Job:
Looking at the listing beneath, work out how many lines hold "Selecione" and report only that figure.

Exercise data:
[Begin]
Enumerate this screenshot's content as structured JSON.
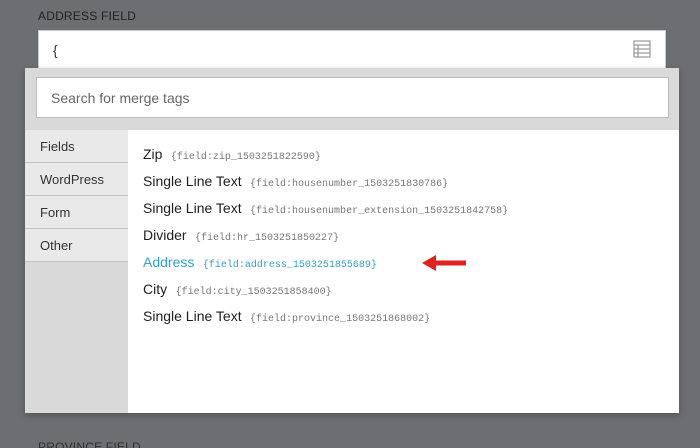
{
  "address_field": {
    "label": "ADDRESS FIELD",
    "value": "{",
    "icon": "list-icon"
  },
  "next_field_label": "PROVINCE FIELD",
  "merge_tags": {
    "search": {
      "placeholder": "Search for merge tags"
    },
    "sidebar": {
      "items": [
        {
          "label": "Fields"
        },
        {
          "label": "WordPress"
        },
        {
          "label": "Form"
        },
        {
          "label": "Other"
        }
      ]
    },
    "items": [
      {
        "label": "Zip",
        "tag": "{field:zip_1503251822590}"
      },
      {
        "label": "Single Line Text",
        "tag": "{field:housenumber_1503251830786}"
      },
      {
        "label": "Single Line Text",
        "tag": "{field:housenumber_extension_1503251842758}"
      },
      {
        "label": "Divider",
        "tag": "{field:hr_1503251850227}"
      },
      {
        "label": "Address",
        "tag": "{field:address_1503251855689}"
      },
      {
        "label": "City",
        "tag": "{field:city_1503251858400}"
      },
      {
        "label": "Single Line Text",
        "tag": "{field:province_1503251868002}"
      }
    ],
    "highlighted_index": 4
  },
  "colors": {
    "overlay": "#6d6e71",
    "highlight": "#2ea2cc",
    "annotation_arrow": "#e0211d"
  }
}
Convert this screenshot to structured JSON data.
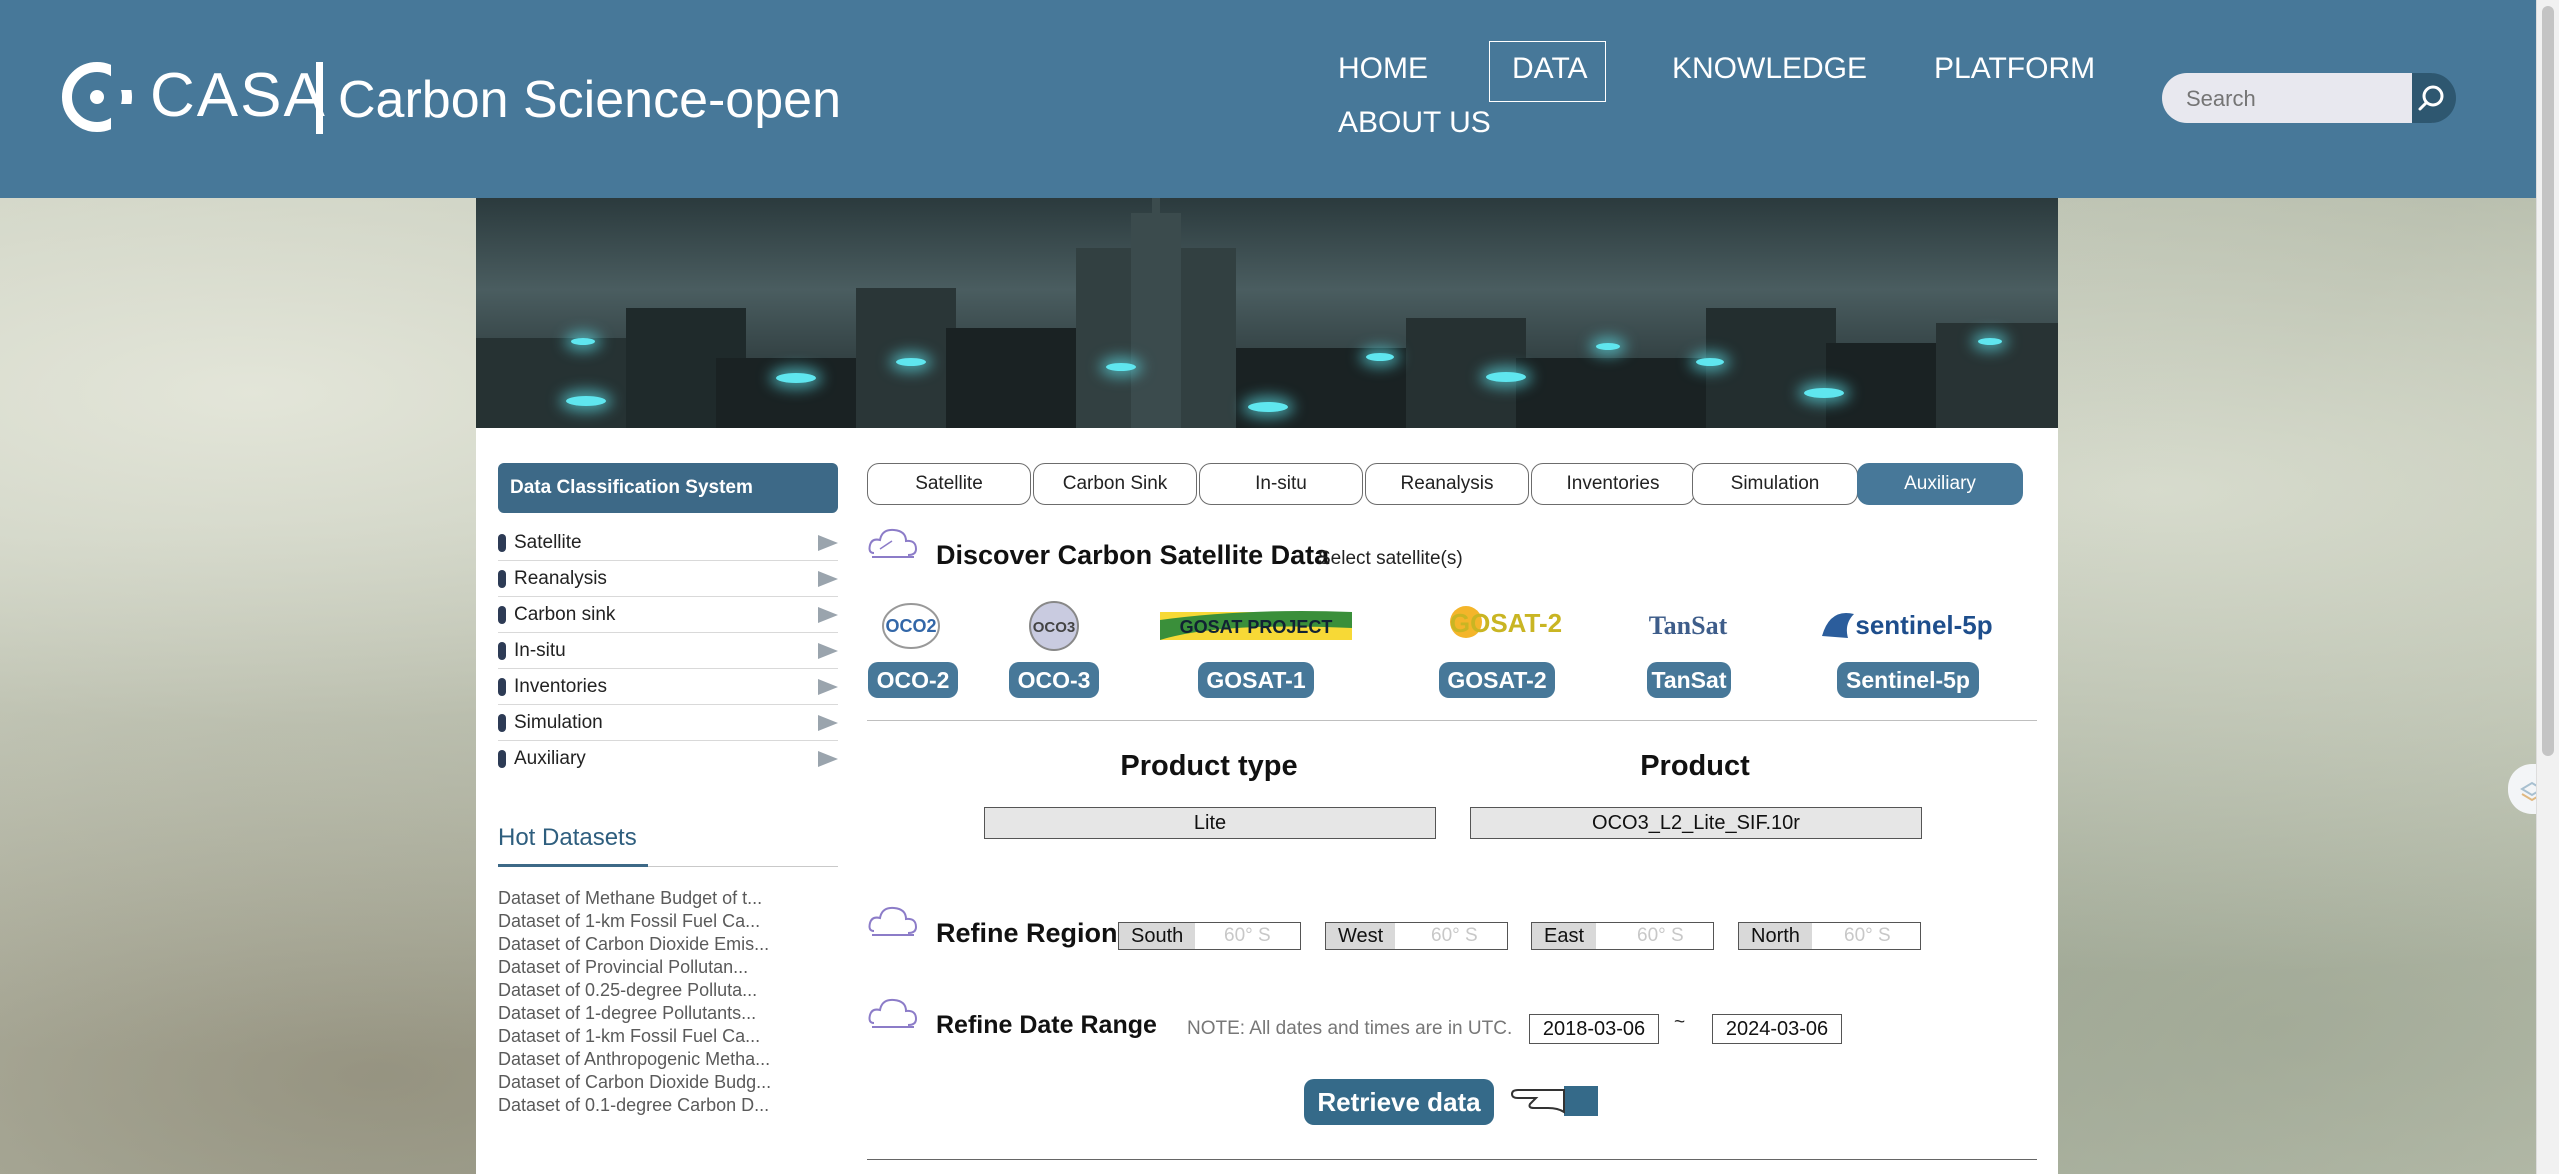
{
  "header": {
    "logo_text": "CASA",
    "logo_subtitle": "Carbon Science-open",
    "nav": [
      {
        "label": "HOME"
      },
      {
        "label": "DATA",
        "active": true
      },
      {
        "label": "KNOWLEDGE"
      },
      {
        "label": "PLATFORM"
      },
      {
        "label": "ABOUT US"
      }
    ],
    "search_placeholder": "Search"
  },
  "sidebar": {
    "title": "Data Classification System",
    "items": [
      {
        "label": "Satellite"
      },
      {
        "label": "Reanalysis"
      },
      {
        "label": "Carbon sink"
      },
      {
        "label": "In-situ"
      },
      {
        "label": "Inventories"
      },
      {
        "label": "Simulation"
      },
      {
        "label": "Auxiliary"
      }
    ],
    "hot_title": "Hot Datasets",
    "hot_items": [
      "Dataset of Methane Budget of t...",
      "Dataset of 1-km Fossil Fuel Ca...",
      "Dataset of Carbon Dioxide Emis...",
      "Dataset of Provincial Pollutan...",
      "Dataset of 0.25-degree Polluta...",
      "Dataset of 1-degree Pollutants...",
      "Dataset of 1-km Fossil Fuel Ca...",
      "Dataset of Anthropogenic Metha...",
      "Dataset of Carbon Dioxide Budg...",
      "Dataset of 0.1-degree Carbon D..."
    ]
  },
  "tabs": [
    "Satellite",
    "Carbon Sink",
    "In-situ",
    "Reanalysis",
    "Inventories",
    "Simulation",
    "Auxiliary"
  ],
  "active_tab": "Auxiliary",
  "discover": {
    "title": "Discover Carbon Satellite Data",
    "subtitle": "Select satellite(s)",
    "satellites": [
      {
        "label": "OCO-2",
        "logo_text": "OCO2"
      },
      {
        "label": "OCO-3",
        "logo_text": "OCO3"
      },
      {
        "label": "GOSAT-1",
        "logo_text": "GOSAT PROJECT"
      },
      {
        "label": "GOSAT-2",
        "logo_text": "GOSAT-2"
      },
      {
        "label": "TanSat",
        "logo_text": "TanSat"
      },
      {
        "label": "Sentinel-5p",
        "logo_text": "sentinel-5p"
      }
    ]
  },
  "product": {
    "type_heading": "Product type",
    "product_heading": "Product",
    "type_value": "Lite",
    "product_value": "OCO3_L2_Lite_SIF.10r"
  },
  "region": {
    "title": "Refine Region",
    "fields": [
      {
        "label": "South",
        "placeholder": "60° S"
      },
      {
        "label": "West",
        "placeholder": "60° S"
      },
      {
        "label": "East",
        "placeholder": "60° S"
      },
      {
        "label": "North",
        "placeholder": "60° S"
      }
    ]
  },
  "date_range": {
    "title": "Refine Date Range",
    "note": "NOTE: All dates and times are in UTC.",
    "start": "2018-03-06",
    "separator": "~",
    "end": "2024-03-06"
  },
  "retrieve_label": "Retrieve data",
  "colors": {
    "header": "#477899",
    "accent": "#3d6987",
    "button": "#356a89"
  }
}
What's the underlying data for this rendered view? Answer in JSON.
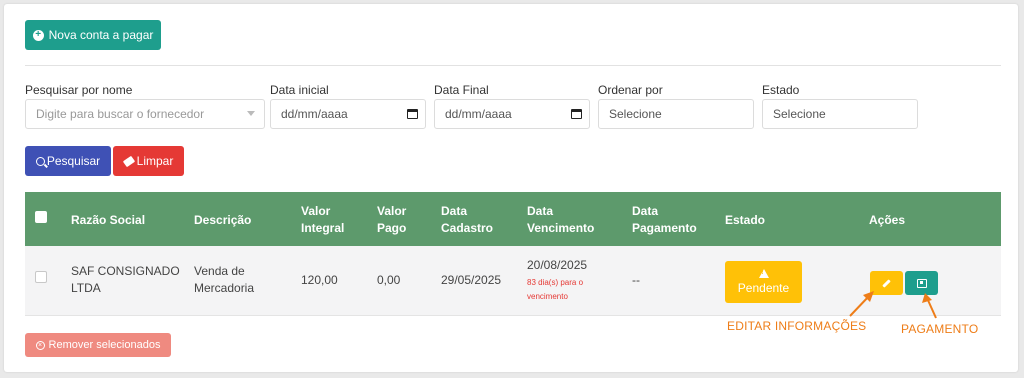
{
  "toolbar": {
    "new_label": "Nova conta a pagar"
  },
  "filters": {
    "name_label": "Pesquisar por nome",
    "name_placeholder": "Digite para buscar o fornecedor",
    "start_label": "Data inicial",
    "start_value": "dd/mm/aaaa",
    "end_label": "Data Final",
    "end_value": "dd/mm/aaaa",
    "order_label": "Ordenar por",
    "order_value": "Selecione",
    "state_label": "Estado",
    "state_value": "Selecione"
  },
  "actions": {
    "search_label": "Pesquisar",
    "clear_label": "Limpar"
  },
  "table": {
    "headers": {
      "razao": "Razão Social",
      "descricao": "Descrição",
      "valor_integral": [
        "Valor",
        "Integral"
      ],
      "valor_pago": [
        "Valor",
        "Pago"
      ],
      "data_cadastro": [
        "Data",
        "Cadastro"
      ],
      "data_vencimento": [
        "Data",
        "Vencimento"
      ],
      "data_pagamento": [
        "Data",
        "Pagamento"
      ],
      "estado": "Estado",
      "acoes": "Ações"
    },
    "rows": [
      {
        "razao": [
          "SAF CONSIGNADO",
          "LTDA"
        ],
        "descricao": [
          "Venda de",
          "Mercadoria"
        ],
        "valor_integral": "120,00",
        "valor_pago": "0,00",
        "data_cadastro": "29/05/2025",
        "data_vencimento": "20/08/2025",
        "vencimento_note": [
          "83 dia(s) para o",
          "vencimento"
        ],
        "data_pagamento": "--",
        "estado": "Pendente"
      }
    ]
  },
  "bulk": {
    "remove_label": "Remover selecionados"
  },
  "annotations": {
    "edit": "EDITAR INFORMAÇÕES",
    "payment": "PAGAMENTO"
  },
  "colors": {
    "teal": "#1e9e8d",
    "header_green": "#5d9a6c",
    "search_blue": "#3f51b5",
    "clear_red": "#e53935",
    "pending_yellow": "#ffc107",
    "remove_salmon": "#ef8a80",
    "annotation_orange": "#ee7d18"
  },
  "icons": {
    "new": "plus-circle-icon",
    "search": "search-icon",
    "clear": "eraser-icon",
    "pending": "warning-icon",
    "edit": "pencil-icon",
    "pay": "payment-icon",
    "remove": "x-circle-icon",
    "date": "calendar-icon",
    "select": "chevron-down-icon"
  }
}
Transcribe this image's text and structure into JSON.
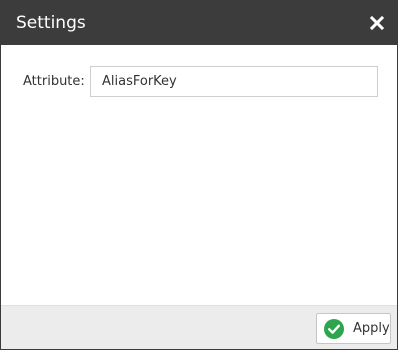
{
  "dialog": {
    "title": "Settings",
    "close_icon": "close-icon"
  },
  "form": {
    "attribute_label": "Attribute:",
    "attribute_value": "AliasForKey"
  },
  "footer": {
    "apply_label": "Apply",
    "apply_icon": "check-circle-icon"
  },
  "colors": {
    "titlebar": "#3c3c3c",
    "footer": "#ececec",
    "accent_green": "#2ea44f"
  }
}
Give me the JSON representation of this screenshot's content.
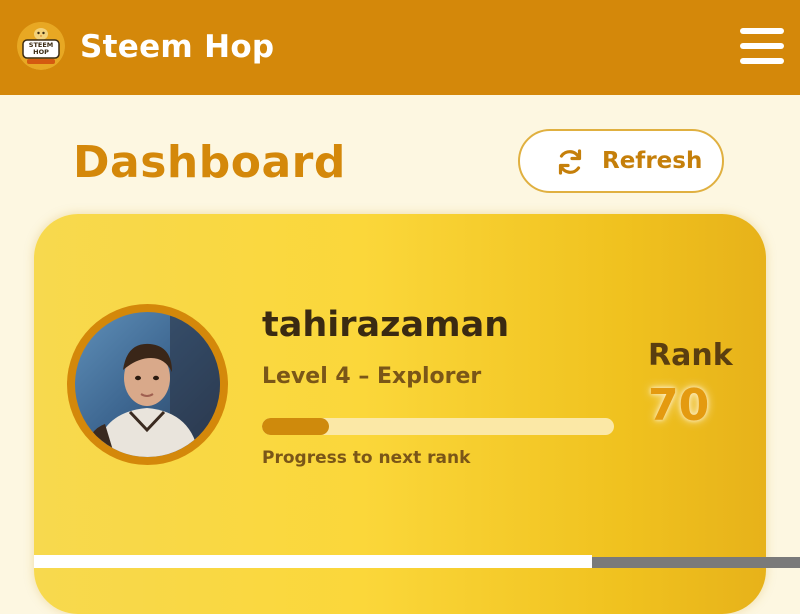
{
  "header": {
    "app_title": "Steem Hop",
    "logo_text": "STEEM HOP",
    "logo_icon": "chick-mascot-logo",
    "menu_icon": "hamburger-menu-icon",
    "background_color": "#d4880a"
  },
  "page": {
    "title": "Dashboard",
    "refresh_label": "Refresh",
    "refresh_icon": "refresh-icon"
  },
  "profile": {
    "username": "tahirazaman",
    "level_text": "Level 4 – Explorer",
    "progress_fraction": 0.19,
    "progress_label": "Progress to next rank",
    "rank_label": "Rank",
    "rank_value": "70",
    "avatar": "user-avatar-photo"
  },
  "colors": {
    "accent": "#d4880a",
    "card_gradient_start": "#f7d94e",
    "card_gradient_end": "#e7b21a",
    "background": "#fdf7e1"
  }
}
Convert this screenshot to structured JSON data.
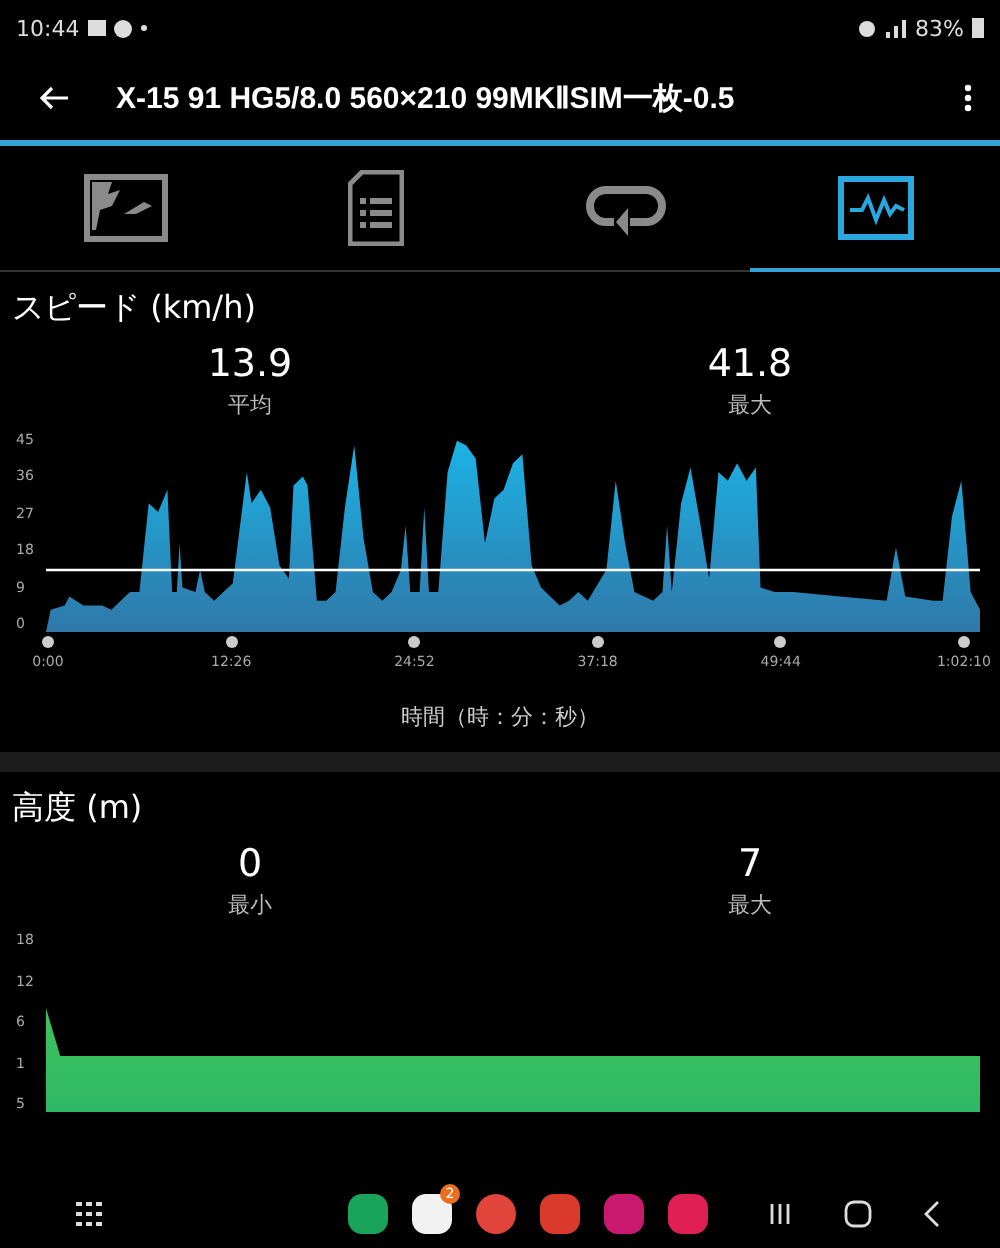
{
  "status_bar": {
    "time": "10:44",
    "battery": "83%"
  },
  "app_bar": {
    "title": "X-15 91 HG5/8.0 560×210 99MKⅡSIM一枚-0.5"
  },
  "tabs": [
    {
      "kind": "map",
      "selected": false
    },
    {
      "kind": "details",
      "selected": false
    },
    {
      "kind": "laps",
      "selected": false
    },
    {
      "kind": "chart",
      "selected": true
    }
  ],
  "speed": {
    "title": "スピード (km/h)",
    "stats": [
      {
        "value": "13.9",
        "label": "平均"
      },
      {
        "value": "41.8",
        "label": "最大"
      }
    ],
    "y_labels": [
      "45",
      "36",
      "27",
      "18",
      "9",
      "0"
    ],
    "x_labels": [
      "0:00",
      "12:26",
      "24:52",
      "37:18",
      "49:44",
      "1:02:10"
    ],
    "axis_title": "時間（時：分：秒）"
  },
  "altitude": {
    "title": "高度 (m)",
    "stats": [
      {
        "value": "0",
        "label": "最小"
      },
      {
        "value": "7",
        "label": "最大"
      }
    ],
    "y_labels": [
      "18",
      "12",
      "6",
      "1",
      "5"
    ]
  },
  "nav_bar": {
    "mail_badge": "2"
  }
}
[End]
Response:
2